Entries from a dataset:
____________
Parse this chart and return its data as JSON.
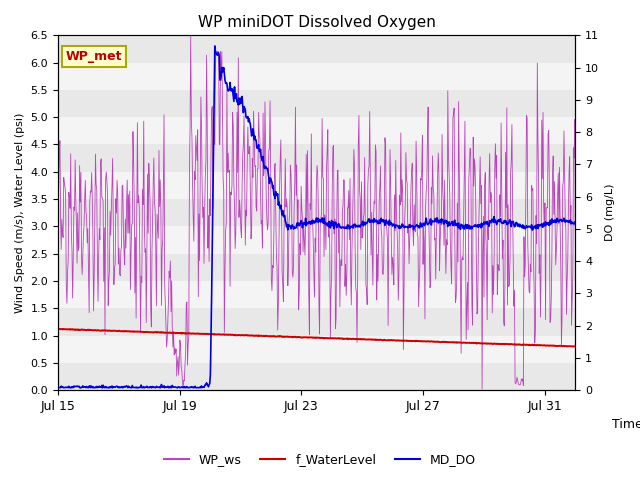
{
  "title": "WP miniDOT Dissolved Oxygen",
  "ylabel_left": "Wind Speed (m/s), Water Level (psi)",
  "ylabel_right": "DO (mg/L)",
  "xlabel": "Time",
  "ylim_left": [
    0.0,
    6.5
  ],
  "ylim_right": [
    0.0,
    11.0
  ],
  "yticks_left": [
    0.0,
    0.5,
    1.0,
    1.5,
    2.0,
    2.5,
    3.0,
    3.5,
    4.0,
    4.5,
    5.0,
    5.5,
    6.0,
    6.5
  ],
  "yticks_right": [
    0.0,
    1.0,
    2.0,
    3.0,
    4.0,
    5.0,
    6.0,
    7.0,
    8.0,
    9.0,
    10.0,
    11.0
  ],
  "xtick_labels": [
    "Jul 15",
    "Jul 19",
    "Jul 23",
    "Jul 27",
    "Jul 31"
  ],
  "xtick_positions": [
    0,
    4,
    8,
    12,
    16
  ],
  "color_ws": "#BB44BB",
  "color_wl": "#CC0000",
  "color_do": "#0000DD",
  "legend_labels": [
    "WP_ws",
    "f_WaterLevel",
    "MD_DO"
  ],
  "wp_met_label": "WP_met",
  "wp_met_bg": "#FFFFCC",
  "wp_met_border": "#AAAA00",
  "wp_met_text_color": "#BB0000",
  "band_colors": [
    "#E8E8E8",
    "#F4F4F4"
  ],
  "figsize": [
    6.4,
    4.8
  ],
  "dpi": 100
}
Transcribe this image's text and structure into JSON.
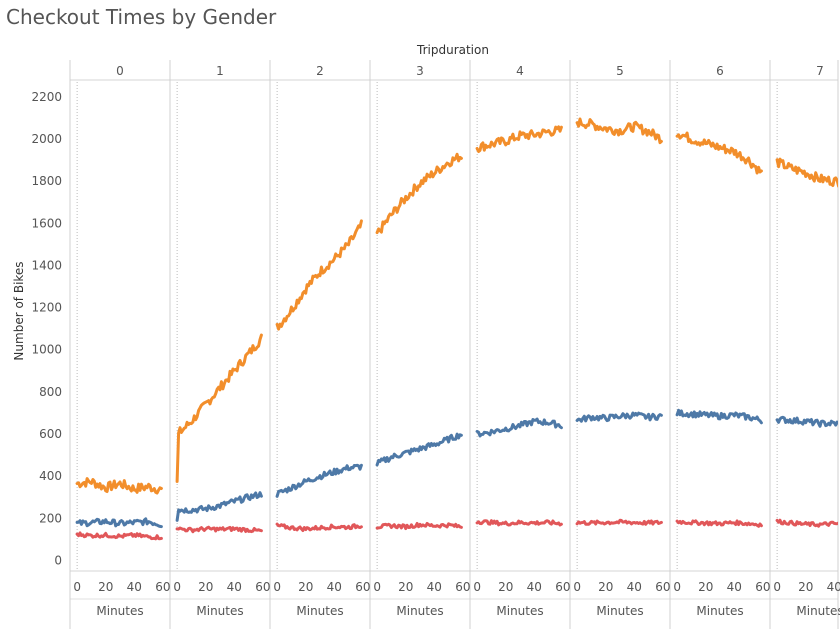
____________
**Exercise prompt**. Show every line in the entries where the string "JSON" occurs.

**The completed task**.
Parse this chart and return its data as JSON.
Transcribe this image's text and structure into JSON.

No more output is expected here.